▸ **Work to be completed**: Count the lines below that contain the word "楼房底层房屋买卖合同", and give only that number.

▸ **Recorded information**:
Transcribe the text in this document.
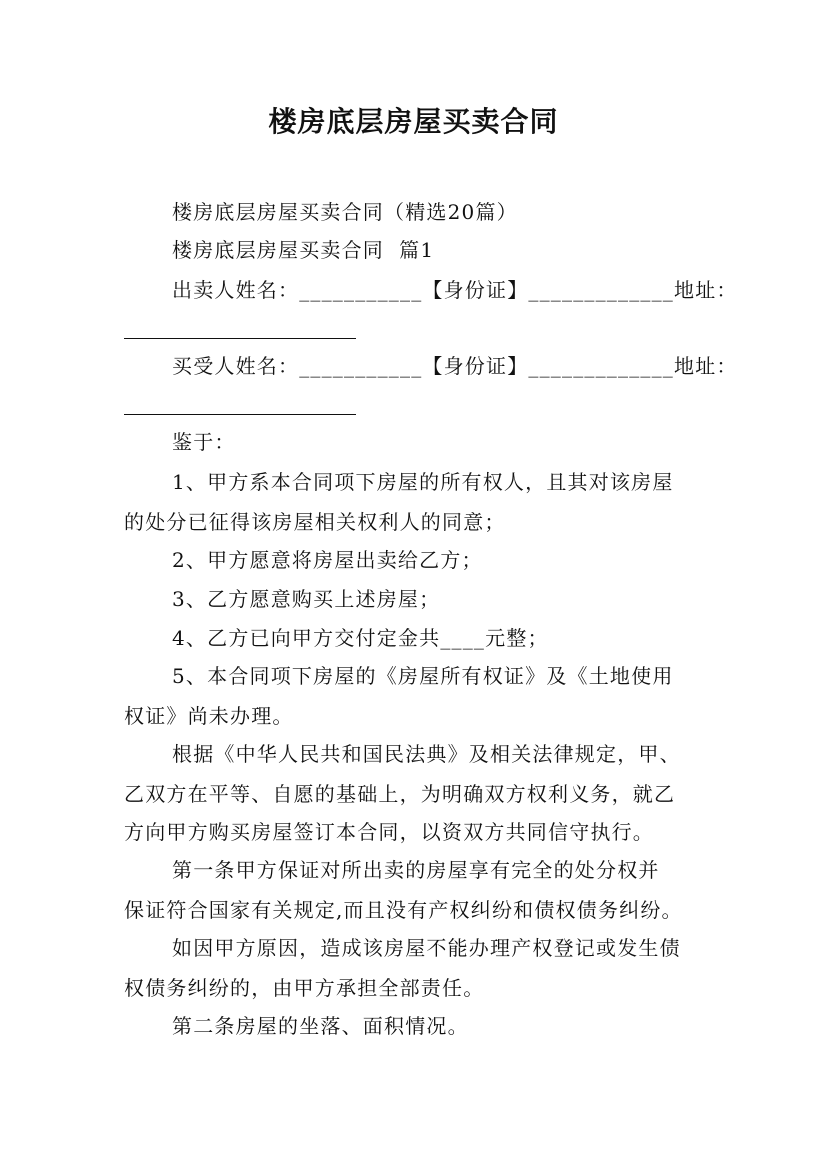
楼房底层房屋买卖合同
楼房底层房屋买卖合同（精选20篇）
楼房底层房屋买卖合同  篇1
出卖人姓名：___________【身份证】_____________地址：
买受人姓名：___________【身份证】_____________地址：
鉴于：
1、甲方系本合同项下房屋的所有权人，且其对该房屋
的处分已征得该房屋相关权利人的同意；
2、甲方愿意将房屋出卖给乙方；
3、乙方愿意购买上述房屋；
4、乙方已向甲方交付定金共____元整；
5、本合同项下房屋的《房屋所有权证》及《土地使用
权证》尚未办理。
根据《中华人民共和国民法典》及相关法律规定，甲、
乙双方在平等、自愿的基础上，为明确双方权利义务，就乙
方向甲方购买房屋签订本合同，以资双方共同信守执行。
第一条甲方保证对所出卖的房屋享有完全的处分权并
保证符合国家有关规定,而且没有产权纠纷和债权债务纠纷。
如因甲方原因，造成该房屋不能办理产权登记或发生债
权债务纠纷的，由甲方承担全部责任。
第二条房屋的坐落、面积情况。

--

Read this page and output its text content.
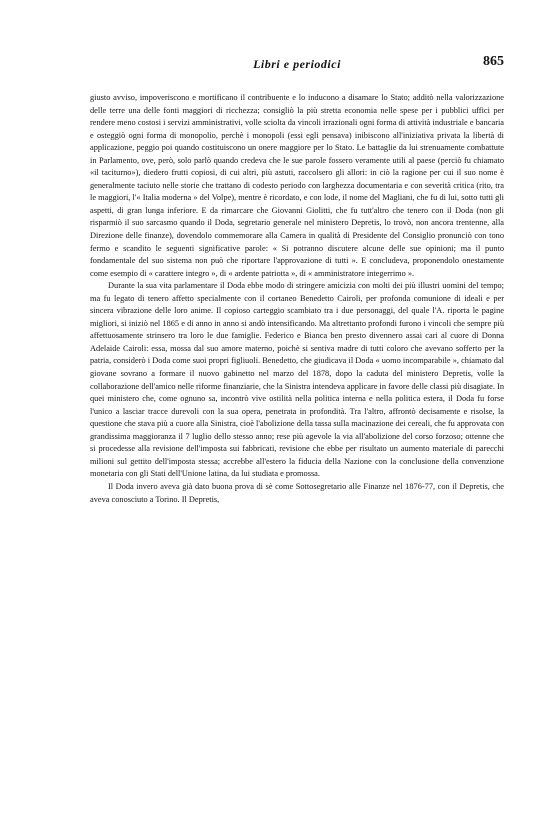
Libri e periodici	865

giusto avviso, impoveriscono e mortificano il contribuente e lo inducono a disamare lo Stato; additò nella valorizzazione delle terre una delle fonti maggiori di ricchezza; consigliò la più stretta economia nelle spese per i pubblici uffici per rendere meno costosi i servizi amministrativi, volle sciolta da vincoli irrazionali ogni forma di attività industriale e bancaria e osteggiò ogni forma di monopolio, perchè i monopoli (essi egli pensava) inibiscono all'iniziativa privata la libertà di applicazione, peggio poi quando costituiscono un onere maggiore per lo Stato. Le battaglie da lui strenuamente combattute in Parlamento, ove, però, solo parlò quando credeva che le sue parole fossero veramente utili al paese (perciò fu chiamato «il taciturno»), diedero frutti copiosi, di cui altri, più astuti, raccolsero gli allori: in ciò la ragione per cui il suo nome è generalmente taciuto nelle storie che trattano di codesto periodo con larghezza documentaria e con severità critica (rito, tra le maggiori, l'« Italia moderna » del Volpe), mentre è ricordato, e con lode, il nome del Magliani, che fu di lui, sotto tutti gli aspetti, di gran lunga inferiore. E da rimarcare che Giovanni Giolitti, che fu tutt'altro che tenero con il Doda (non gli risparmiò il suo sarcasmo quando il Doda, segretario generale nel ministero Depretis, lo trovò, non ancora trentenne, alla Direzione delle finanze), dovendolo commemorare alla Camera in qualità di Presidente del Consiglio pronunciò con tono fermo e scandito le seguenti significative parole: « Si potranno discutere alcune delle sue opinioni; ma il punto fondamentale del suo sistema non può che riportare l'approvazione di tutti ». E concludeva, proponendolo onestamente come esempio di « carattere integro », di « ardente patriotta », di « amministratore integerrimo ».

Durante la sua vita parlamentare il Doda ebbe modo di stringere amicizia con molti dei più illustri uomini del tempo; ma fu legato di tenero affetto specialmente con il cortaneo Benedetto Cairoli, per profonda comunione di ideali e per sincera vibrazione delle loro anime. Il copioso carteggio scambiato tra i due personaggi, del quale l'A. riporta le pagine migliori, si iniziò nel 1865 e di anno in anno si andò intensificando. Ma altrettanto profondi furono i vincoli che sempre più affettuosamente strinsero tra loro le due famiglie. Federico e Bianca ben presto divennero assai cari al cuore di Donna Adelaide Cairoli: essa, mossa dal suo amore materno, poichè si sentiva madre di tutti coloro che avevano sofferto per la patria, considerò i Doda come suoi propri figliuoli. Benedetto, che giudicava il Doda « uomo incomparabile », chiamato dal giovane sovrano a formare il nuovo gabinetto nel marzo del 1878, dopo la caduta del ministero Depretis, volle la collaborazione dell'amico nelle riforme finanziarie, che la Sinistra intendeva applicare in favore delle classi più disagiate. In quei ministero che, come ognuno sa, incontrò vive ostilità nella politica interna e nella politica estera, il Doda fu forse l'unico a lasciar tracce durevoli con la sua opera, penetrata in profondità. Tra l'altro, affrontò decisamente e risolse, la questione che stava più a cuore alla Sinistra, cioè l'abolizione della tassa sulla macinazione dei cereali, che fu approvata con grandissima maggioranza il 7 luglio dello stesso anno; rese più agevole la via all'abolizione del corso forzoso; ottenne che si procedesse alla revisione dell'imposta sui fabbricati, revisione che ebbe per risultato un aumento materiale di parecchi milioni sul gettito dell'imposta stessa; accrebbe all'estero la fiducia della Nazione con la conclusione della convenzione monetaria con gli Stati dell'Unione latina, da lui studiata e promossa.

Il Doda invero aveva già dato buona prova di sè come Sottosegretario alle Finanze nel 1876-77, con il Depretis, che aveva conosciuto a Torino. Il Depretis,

▸ **Answer below**: 3